Aim >> Your task is to transcribe the records exactly, skipping every image.

Entries supplied >>
****************
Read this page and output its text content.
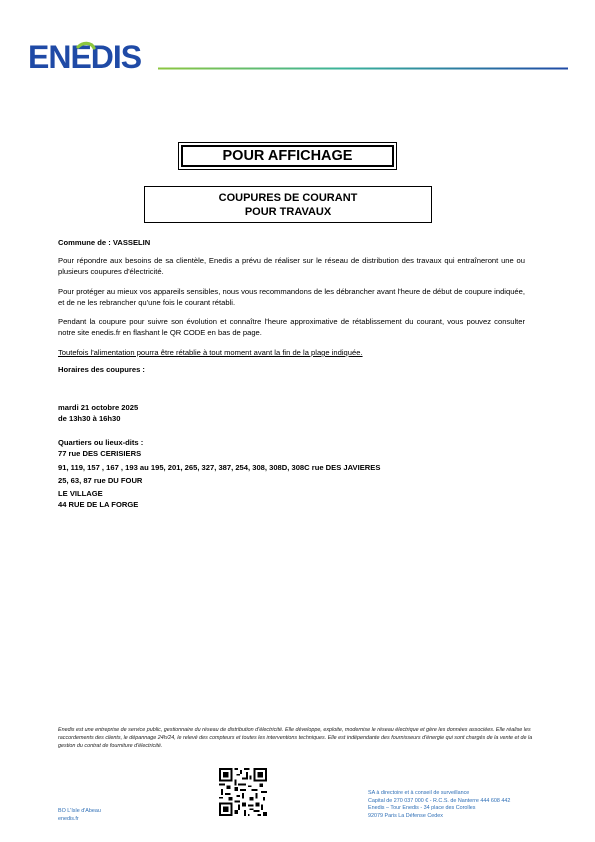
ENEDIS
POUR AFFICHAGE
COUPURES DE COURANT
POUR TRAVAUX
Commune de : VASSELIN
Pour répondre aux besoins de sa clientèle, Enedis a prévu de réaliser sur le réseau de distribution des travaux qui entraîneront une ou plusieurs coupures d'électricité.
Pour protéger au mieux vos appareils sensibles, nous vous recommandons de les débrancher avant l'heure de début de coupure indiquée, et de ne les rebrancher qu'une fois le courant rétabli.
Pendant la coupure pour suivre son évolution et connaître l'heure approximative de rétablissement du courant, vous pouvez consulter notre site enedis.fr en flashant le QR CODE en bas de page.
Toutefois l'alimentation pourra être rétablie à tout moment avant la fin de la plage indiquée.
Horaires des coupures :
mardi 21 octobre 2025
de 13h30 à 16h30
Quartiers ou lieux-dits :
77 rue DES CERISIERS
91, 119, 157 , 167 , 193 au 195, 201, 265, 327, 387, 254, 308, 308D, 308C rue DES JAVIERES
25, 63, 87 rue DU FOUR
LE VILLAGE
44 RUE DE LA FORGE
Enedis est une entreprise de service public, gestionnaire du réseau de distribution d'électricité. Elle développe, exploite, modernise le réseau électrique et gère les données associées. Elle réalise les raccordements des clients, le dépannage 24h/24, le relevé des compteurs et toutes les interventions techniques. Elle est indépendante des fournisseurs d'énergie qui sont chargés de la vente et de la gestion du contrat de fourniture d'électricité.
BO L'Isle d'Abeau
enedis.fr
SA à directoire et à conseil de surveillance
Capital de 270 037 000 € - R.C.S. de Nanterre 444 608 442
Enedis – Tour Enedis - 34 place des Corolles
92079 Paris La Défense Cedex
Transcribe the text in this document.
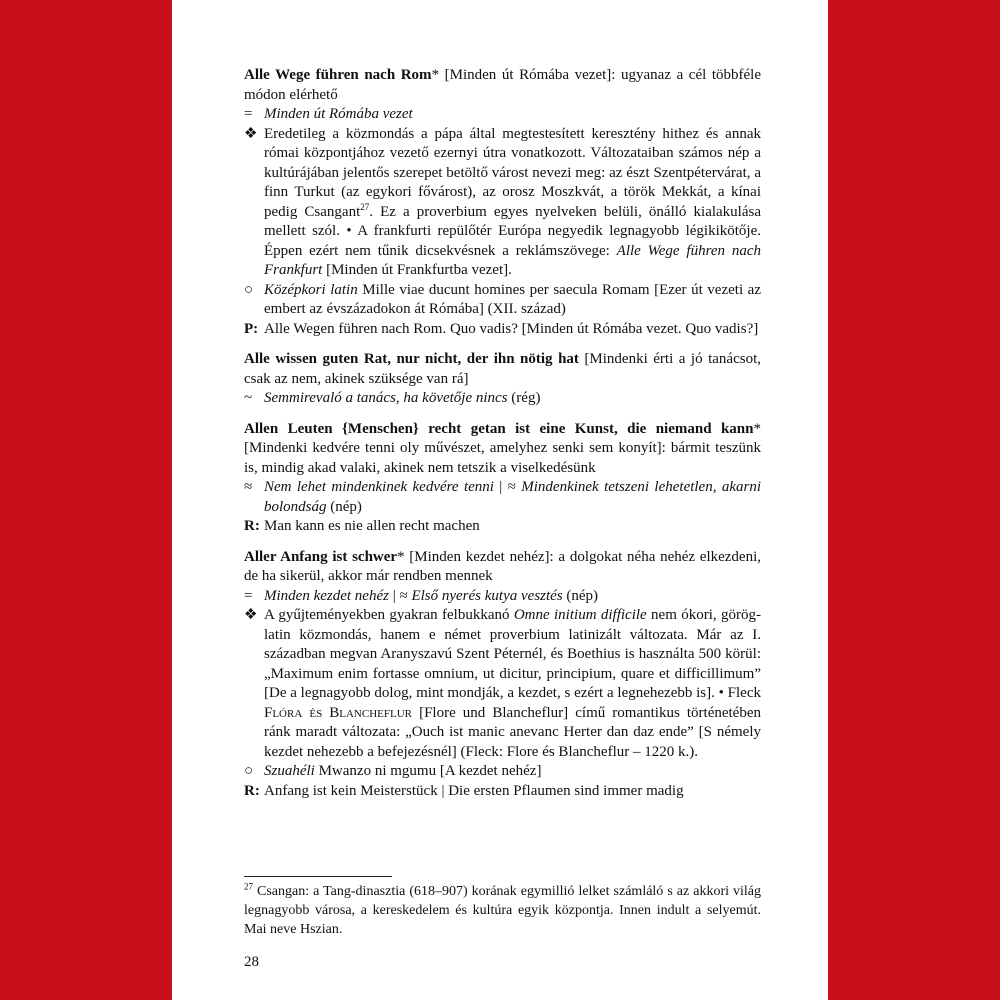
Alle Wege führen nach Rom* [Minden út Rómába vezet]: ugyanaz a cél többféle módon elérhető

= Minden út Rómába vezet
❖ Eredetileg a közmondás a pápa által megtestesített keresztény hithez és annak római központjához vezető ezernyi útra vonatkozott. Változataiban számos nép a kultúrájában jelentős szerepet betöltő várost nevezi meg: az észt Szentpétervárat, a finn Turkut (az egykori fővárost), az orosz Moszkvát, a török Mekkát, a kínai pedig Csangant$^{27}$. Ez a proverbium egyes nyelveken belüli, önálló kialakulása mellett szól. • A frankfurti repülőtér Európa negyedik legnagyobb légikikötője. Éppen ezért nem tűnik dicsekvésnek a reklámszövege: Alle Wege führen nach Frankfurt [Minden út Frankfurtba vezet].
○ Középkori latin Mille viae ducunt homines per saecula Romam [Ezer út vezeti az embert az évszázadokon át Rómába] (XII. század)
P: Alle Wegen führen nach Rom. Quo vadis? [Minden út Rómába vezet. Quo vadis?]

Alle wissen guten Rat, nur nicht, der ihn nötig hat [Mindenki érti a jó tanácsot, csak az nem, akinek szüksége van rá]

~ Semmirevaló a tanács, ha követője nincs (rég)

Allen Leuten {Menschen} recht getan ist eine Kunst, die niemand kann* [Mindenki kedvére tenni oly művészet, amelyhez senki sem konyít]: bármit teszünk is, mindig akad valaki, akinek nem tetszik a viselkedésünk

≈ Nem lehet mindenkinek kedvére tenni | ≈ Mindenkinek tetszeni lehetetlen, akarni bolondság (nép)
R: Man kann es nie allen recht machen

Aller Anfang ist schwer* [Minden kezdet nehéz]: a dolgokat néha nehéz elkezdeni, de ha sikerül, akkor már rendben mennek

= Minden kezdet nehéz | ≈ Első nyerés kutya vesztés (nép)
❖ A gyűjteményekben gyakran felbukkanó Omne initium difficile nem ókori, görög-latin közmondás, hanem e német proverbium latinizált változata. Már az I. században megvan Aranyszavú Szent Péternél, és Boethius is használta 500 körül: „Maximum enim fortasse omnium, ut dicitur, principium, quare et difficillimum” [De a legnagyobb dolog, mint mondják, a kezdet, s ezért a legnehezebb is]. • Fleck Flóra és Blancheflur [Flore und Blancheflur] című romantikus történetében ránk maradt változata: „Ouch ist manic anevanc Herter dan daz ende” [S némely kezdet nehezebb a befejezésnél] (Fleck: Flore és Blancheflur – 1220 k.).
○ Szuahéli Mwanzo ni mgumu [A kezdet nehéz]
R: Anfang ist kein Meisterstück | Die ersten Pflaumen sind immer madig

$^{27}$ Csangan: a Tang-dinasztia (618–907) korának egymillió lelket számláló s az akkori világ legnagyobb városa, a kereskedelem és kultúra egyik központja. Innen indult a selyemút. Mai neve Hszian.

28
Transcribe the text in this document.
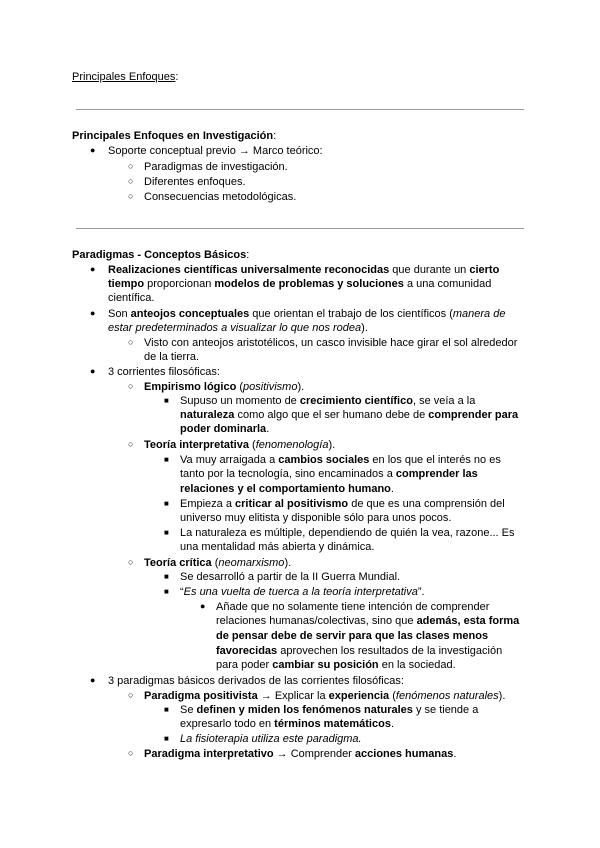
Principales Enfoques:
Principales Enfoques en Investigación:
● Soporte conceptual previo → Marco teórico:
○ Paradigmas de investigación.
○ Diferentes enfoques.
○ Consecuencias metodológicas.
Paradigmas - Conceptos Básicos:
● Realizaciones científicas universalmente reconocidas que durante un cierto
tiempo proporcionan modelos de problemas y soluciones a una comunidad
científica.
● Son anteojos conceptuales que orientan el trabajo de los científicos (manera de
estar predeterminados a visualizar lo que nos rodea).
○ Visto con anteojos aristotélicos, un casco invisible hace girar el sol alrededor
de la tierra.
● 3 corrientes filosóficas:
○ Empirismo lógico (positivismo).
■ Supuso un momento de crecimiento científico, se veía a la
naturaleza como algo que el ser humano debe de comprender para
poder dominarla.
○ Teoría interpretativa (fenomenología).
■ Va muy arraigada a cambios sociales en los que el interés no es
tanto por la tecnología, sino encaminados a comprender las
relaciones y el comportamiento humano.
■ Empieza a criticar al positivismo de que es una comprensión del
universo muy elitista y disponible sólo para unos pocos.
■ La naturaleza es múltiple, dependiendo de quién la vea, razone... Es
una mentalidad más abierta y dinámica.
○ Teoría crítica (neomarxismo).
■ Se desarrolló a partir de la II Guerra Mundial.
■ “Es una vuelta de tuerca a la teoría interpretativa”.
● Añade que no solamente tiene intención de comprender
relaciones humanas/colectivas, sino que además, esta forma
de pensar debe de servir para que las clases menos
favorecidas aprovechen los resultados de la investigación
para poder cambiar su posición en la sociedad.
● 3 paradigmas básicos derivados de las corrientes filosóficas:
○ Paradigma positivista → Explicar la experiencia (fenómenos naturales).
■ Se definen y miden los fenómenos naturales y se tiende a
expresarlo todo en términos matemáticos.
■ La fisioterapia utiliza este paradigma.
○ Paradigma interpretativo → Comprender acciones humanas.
****************
Result of the exercise >>
Read this page and output its text content.
ENEDIS
POUR AFFICHAGE
COUPURES DE COURANT
POUR TRAVAUX
Commune de : VASSELIN
Pour répondre aux besoins de sa clientèle, Enedis a prévu de réaliser sur le réseau de distribution des travaux qui entraîneront une ou plusieurs coupures d'électricité.
Pour protéger au mieux vos appareils sensibles, nous vous recommandons de les débrancher avant l'heure de début de coupure indiquée, et de ne les rebrancher qu'une fois le courant rétabli.
Pendant la coupure pour suivre son évolution et connaître l'heure approximative de rétablissement du courant, vous pouvez consulter notre site enedis.fr en flashant le QR CODE en bas de page.
Toutefois l'alimentation pourra être rétablie à tout moment avant la fin de la plage indiquée.
Horaires des coupures :
mardi 21 octobre 2025
de 13h30 à 16h30
Quartiers ou lieux-dits :
77 rue DES CERISIERS
91, 119, 157 , 167 , 193 au 195, 201, 265, 327, 387, 254, 308, 308D, 308C rue DES JAVIERES
25, 63, 87 rue DU FOUR
LE VILLAGE
44 RUE DE LA FORGE
Enedis est une entreprise de service public, gestionnaire du réseau de distribution d'électricité. Elle développe, exploite, modernise le réseau électrique et gère les données associées. Elle réalise les raccordements des clients, le dépannage 24h/24, le relevé des compteurs et toutes les interventions techniques. Elle est indépendante des fournisseurs d'énergie qui sont chargés de la vente et de la gestion du contrat de fourniture d'électricité.
BO L'Isle d'Abeau
enedis.fr
SA à directoire et à conseil de surveillance
Capital de 270 037 000 € - R.C.S. de Nanterre 444 608 442
Enedis – Tour Enedis - 34 place des Corolles
92079 Paris La Défense Cedex
Transcribe the text in this document.
Alle Wege führen nach Rom* [Minden út Rómába vezet]: ugyanaz a cél többféle módon elérhető

= Minden út Rómába vezet
❖ Eredetileg a közmondás a pápa által megtestesített keresztény hithez és annak római központjához vezető ezernyi útra vonatkozott. Változataiban számos nép a kultúrájában jelentős szerepet betöltő várost nevezi meg: az észt Szentpétervárat, a finn Turkut (az egykori fővárost), az orosz Moszkvát, a török Mekkát, a kínai pedig Csangant$^{27}$. Ez a proverbium egyes nyelveken belüli, önálló kialakulása mellett szól. • A frankfurti repülőtér Európa negyedik legnagyobb légikikötője. Éppen ezért nem tűnik dicsekvésnek a reklámszövege: Alle Wege führen nach Frankfurt [Minden út Frankfurtba vezet].
○ Középkori latin Mille viae ducunt homines per saecula Romam [Ezer út vezeti az embert az évszázadokon át Rómába] (XII. század)
P: Alle Wegen führen nach Rom. Quo vadis? [Minden út Rómába vezet. Quo vadis?]

Alle wissen guten Rat, nur nicht, der ihn nötig hat [Mindenki érti a jó tanácsot, csak az nem, akinek szüksége van rá]

~ Semmirevaló a tanács, ha követője nincs (rég)

Allen Leuten {Menschen} recht getan ist eine Kunst, die niemand kann* [Mindenki kedvére tenni oly művészet, amelyhez senki sem konyít]: bármit teszünk is, mindig akad valaki, akinek nem tetszik a viselkedésünk

≈ Nem lehet mindenkinek kedvére tenni | ≈ Mindenkinek tetszeni lehetetlen, akarni bolondság (nép)
R: Man kann es nie allen recht machen

Aller Anfang ist schwer* [Minden kezdet nehéz]: a dolgokat néha nehéz elkezdeni, de ha sikerül, akkor már rendben mennek

= Minden kezdet nehéz | ≈ Első nyerés kutya vesztés (nép)
❖ A gyűjteményekben gyakran felbukkanó Omne initium difficile nem ókori, görög-latin közmondás, hanem e német proverbium latinizált változata. Már az I. században megvan Aranyszavú Szent Péternél, és Boethius is használta 500 körül: „Maximum enim fortasse omnium, ut dicitur, principium, quare et difficillimum” [De a legnagyobb dolog, mint mondják, a kezdet, s ezért a legnehezebb is]. • Fleck Flóra és Blancheflur [Flore und Blancheflur] című romantikus történetében ránk maradt változata: „Ouch ist manic anevanc Herter dan daz ende” [S némely kezdet nehezebb a befejezésnél] (Fleck: Flore és Blancheflur – 1220 k.).
○ Szuahéli Mwanzo ni mgumu [A kezdet nehéz]
R: Anfang ist kein Meisterstück | Die ersten Pflaumen sind immer madig

$^{27}$ Csangan: a Tang-dinasztia (618–907) korának egymillió lelket számláló s az akkori világ legnagyobb városa, a kereskedelem és kultúra egyik központja. Innen indult a selyemút. Mai neve Hszian.

28
Transcribe the text in this document.
Principales Enfoques:
Principales Enfoques en Investigación:
● Soporte conceptual previo → Marco teórico:
○ Paradigmas de investigación.
○ Diferentes enfoques.
○ Consecuencias metodológicas.
Paradigmas - Conceptos Básicos:
● Realizaciones científicas universalmente reconocidas que durante un cierto
tiempo proporcionan modelos de problemas y soluciones a una comunidad
científica.
● Son anteojos conceptuales que orientan el trabajo de los científicos (manera de
estar predeterminados a visualizar lo que nos rodea).
○ Visto con anteojos aristotélicos, un casco invisible hace girar el sol alrededor
de la tierra.
● 3 corrientes filosóficas:
○ Empirismo lógico (positivismo).
■ Supuso un momento de crecimiento científico, se veía a la
naturaleza como algo que el ser humano debe de comprender para
poder dominarla.
○ Teoría interpretativa (fenomenología).
■ Va muy arraigada a cambios sociales en los que el interés no es
tanto por la tecnología, sino encaminados a comprender las
relaciones y el comportamiento humano.
■ Empieza a criticar al positivismo de que es una comprensión del
universo muy elitista y disponible sólo para unos pocos.
■ La naturaleza es múltiple, dependiendo de quién la vea, razone... Es
una mentalidad más abierta y dinámica.
○ Teoría crítica (neomarxismo).
■ Se desarrolló a partir de la II Guerra Mundial.
■ “Es una vuelta de tuerca a la teoría interpretativa”.
● Añade que no solamente tiene intención de comprender
relaciones humanas/colectivas, sino que además, esta forma
de pensar debe de servir para que las clases menos
favorecidas aprovechen los resultados de la investigación
para poder cambiar su posición en la sociedad.
● 3 paradigmas básicos derivados de las corrientes filosóficas:
○ Paradigma positivista → Explicar la experiencia (fenómenos naturales).
■ Se definen y miden los fenómenos naturales y se tiende a
expresarlo todo en términos matemáticos.
■ La fisioterapia utiliza este paradigma.
○ Paradigma interpretativo → Comprender acciones humanas.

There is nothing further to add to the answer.